### [Set problem]
Reproduce word for word the lines of the records below, from the line that contains "Where is each" through the line that contains "leader-line-cup-lid [167, 133, 622, 135]", and leave the pictures out.

### [Listing]
○ ○ ○ ○ ○ ○ ○

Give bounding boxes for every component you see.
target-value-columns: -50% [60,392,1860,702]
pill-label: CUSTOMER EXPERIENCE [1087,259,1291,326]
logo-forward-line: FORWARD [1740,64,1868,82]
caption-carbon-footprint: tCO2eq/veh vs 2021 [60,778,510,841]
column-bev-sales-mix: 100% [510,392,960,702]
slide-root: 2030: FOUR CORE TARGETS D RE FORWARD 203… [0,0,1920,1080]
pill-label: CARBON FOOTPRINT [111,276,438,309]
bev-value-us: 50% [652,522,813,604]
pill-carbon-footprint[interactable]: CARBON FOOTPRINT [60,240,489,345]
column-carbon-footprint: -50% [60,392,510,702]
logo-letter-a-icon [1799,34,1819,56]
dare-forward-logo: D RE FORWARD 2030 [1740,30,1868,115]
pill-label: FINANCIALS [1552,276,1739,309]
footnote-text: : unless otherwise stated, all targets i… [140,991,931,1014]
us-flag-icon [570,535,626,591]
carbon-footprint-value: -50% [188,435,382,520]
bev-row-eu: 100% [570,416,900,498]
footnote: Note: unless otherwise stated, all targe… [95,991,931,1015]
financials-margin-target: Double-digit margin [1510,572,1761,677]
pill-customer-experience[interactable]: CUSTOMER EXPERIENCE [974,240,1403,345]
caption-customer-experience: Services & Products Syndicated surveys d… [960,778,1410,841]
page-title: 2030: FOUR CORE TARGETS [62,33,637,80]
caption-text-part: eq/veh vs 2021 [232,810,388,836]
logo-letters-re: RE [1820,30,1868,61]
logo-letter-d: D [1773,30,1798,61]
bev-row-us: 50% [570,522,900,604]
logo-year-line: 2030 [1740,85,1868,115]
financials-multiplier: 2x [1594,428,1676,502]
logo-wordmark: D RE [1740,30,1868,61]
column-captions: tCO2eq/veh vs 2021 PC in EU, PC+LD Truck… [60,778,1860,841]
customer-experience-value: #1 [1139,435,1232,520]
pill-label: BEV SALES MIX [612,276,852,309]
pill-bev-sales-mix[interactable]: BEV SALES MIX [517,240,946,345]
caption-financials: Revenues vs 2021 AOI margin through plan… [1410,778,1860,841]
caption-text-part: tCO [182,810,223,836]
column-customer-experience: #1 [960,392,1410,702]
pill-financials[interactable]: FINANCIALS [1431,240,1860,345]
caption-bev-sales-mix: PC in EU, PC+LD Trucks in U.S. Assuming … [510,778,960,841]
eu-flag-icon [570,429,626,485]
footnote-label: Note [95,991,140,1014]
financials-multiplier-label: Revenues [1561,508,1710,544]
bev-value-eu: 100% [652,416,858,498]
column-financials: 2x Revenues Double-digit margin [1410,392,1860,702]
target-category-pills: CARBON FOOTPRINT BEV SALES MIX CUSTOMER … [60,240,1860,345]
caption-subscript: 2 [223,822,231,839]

○ ○ ○ ○ ○ ○ ○

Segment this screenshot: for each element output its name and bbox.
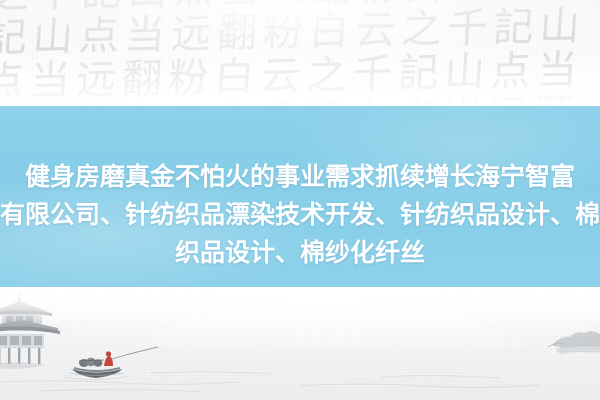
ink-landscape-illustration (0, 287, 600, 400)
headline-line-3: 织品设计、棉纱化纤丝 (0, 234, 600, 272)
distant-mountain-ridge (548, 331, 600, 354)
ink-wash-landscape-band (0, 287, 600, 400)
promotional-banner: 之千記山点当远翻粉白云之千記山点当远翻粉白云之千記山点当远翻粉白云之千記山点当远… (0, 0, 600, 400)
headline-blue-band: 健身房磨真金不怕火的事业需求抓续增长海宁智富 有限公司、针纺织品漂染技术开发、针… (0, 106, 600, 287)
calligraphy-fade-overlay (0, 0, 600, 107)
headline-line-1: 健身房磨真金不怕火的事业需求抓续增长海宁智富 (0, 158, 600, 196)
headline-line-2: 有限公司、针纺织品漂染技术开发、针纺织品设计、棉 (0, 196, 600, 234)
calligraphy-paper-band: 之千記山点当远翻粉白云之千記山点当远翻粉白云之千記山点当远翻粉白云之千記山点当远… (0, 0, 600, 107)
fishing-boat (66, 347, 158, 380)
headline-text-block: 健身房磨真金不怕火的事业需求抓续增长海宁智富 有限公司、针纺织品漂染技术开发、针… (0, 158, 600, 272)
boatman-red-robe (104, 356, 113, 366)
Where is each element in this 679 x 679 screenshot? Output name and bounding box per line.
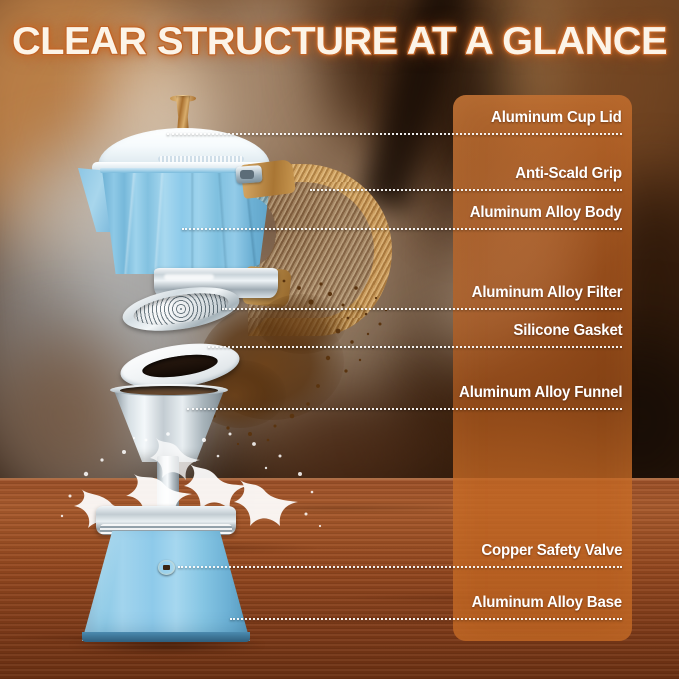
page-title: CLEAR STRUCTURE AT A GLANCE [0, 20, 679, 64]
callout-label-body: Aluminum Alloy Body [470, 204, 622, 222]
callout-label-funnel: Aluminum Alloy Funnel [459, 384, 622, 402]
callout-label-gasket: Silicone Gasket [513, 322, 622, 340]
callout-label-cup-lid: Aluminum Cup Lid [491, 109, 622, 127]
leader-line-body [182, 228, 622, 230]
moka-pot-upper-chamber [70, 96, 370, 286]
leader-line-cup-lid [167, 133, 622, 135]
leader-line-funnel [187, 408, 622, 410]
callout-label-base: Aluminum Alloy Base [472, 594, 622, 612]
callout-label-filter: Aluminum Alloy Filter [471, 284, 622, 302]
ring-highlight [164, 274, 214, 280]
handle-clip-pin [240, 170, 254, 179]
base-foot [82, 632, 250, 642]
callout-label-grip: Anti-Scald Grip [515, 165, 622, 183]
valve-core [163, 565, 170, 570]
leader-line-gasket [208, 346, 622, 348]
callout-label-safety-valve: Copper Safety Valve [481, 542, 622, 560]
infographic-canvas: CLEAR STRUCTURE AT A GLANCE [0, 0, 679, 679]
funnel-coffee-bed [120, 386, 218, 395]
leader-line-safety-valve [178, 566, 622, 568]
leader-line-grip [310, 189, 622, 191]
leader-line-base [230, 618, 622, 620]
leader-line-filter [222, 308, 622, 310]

○ ○ ○ ○ ○ ○ ○

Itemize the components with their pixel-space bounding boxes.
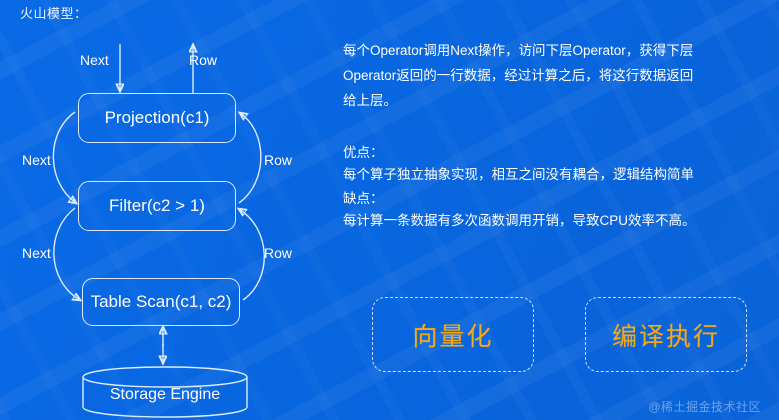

○ ○ ○ ○ ○ ○ ○

### [Exercise response]
Where is each element in this 679 x 679 screenshot? Output name and bounding box per line.
page-title: CLEAR STRUCTURE AT A GLANCE [0, 20, 679, 64]
callout-label-body: Aluminum Alloy Body [470, 204, 622, 222]
callout-label-funnel: Aluminum Alloy Funnel [459, 384, 622, 402]
callout-label-gasket: Silicone Gasket [513, 322, 622, 340]
callout-label-cup-lid: Aluminum Cup Lid [491, 109, 622, 127]
leader-line-body [182, 228, 622, 230]
moka-pot-upper-chamber [70, 96, 370, 286]
leader-line-cup-lid [167, 133, 622, 135]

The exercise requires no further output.